Task to complete → All records should be reproduced verbatim.

Records for this exercise →
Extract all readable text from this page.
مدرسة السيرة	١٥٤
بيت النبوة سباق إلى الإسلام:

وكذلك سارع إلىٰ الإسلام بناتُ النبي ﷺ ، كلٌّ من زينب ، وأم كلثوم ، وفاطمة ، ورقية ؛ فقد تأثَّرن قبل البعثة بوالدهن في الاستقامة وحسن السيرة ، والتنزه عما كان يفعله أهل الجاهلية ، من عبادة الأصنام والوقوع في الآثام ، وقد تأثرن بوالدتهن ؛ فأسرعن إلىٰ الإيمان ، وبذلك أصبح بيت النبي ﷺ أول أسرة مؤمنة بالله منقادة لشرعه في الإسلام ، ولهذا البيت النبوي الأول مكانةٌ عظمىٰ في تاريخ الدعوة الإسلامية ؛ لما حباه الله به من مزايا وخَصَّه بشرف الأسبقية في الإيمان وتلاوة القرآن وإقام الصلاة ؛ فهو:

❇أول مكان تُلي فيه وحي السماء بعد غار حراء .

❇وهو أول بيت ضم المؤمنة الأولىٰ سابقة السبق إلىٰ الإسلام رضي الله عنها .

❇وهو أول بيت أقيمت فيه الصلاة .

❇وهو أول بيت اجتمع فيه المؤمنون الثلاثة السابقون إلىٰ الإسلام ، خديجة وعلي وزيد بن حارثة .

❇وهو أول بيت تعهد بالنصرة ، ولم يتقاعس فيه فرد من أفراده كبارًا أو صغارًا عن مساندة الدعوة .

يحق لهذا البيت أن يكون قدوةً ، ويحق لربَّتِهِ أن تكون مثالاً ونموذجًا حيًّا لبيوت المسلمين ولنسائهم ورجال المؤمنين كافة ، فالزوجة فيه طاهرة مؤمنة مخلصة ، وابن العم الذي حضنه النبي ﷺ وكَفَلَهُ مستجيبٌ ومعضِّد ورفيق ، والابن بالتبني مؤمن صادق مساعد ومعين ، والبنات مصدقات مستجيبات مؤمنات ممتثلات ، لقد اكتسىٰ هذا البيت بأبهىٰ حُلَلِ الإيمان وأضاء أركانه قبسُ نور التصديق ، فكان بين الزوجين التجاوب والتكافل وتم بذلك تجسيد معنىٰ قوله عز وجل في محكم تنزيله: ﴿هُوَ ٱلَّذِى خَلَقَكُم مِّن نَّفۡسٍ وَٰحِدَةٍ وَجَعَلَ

Task answer →
Extract all readable text from this page.
مدرسة السيرة	١٥٤
بيت النبوة سباق إلى الإسلام:

وكذلك سارع إلىٰ الإسلام بناتُ النبي ﷺ ، كلٌّ من زينب ، وأم كلثوم ، وفاطمة ، ورقية ؛ فقد تأثَّرن قبل البعثة بوالدهن في الاستقامة وحسن السيرة ، والتنزه عما كان يفعله أهل الجاهلية ، من عبادة الأصنام والوقوع في الآثام ، وقد تأثرن بوالدتهن ؛ فأسرعن إلىٰ الإيمان ، وبذلك أصبح بيت النبي ﷺ أول أسرة مؤمنة بالله منقادة لشرعه في الإسلام ، ولهذا البيت النبوي الأول مكانةٌ عظمىٰ في تاريخ الدعوة الإسلامية ؛ لما حباه الله به من مزايا وخَصَّه بشرف الأسبقية في الإيمان وتلاوة القرآن وإقام الصلاة ؛ فهو:

❇أول مكان تُلي فيه وحي السماء بعد غار حراء .

❇وهو أول بيت ضم المؤمنة الأولىٰ سابقة السبق إلىٰ الإسلام رضي الله عنها .

❇وهو أول بيت أقيمت فيه الصلاة .

❇وهو أول بيت اجتمع فيه المؤمنون الثلاثة السابقون إلىٰ الإسلام ، خديجة وعلي وزيد بن حارثة .

❇وهو أول بيت تعهد بالنصرة ، ولم يتقاعس فيه فرد من أفراده كبارًا أو صغارًا عن مساندة الدعوة .

يحق لهذا البيت أن يكون قدوةً ، ويحق لربَّتِهِ أن تكون مثالاً ونموذجًا حيًّا لبيوت المسلمين ولنسائهم ورجال المؤمنين كافة ، فالزوجة فيه طاهرة مؤمنة مخلصة ، وابن العم الذي حضنه النبي ﷺ وكَفَلَهُ مستجيبٌ ومعضِّد ورفيق ، والابن بالتبني مؤمن صادق مساعد ومعين ، والبنات مصدقات مستجيبات مؤمنات ممتثلات ، لقد اكتسىٰ هذا البيت بأبهىٰ حُلَلِ الإيمان وأضاء أركانه قبسُ نور التصديق ، فكان بين الزوجين التجاوب والتكافل وتم بذلك تجسيد معنىٰ قوله عز وجل في محكم تنزيله: ﴿هُوَ ٱلَّذِى خَلَقَكُم مِّن نَّفۡسٍ وَٰحِدَةٍ وَجَعَلَ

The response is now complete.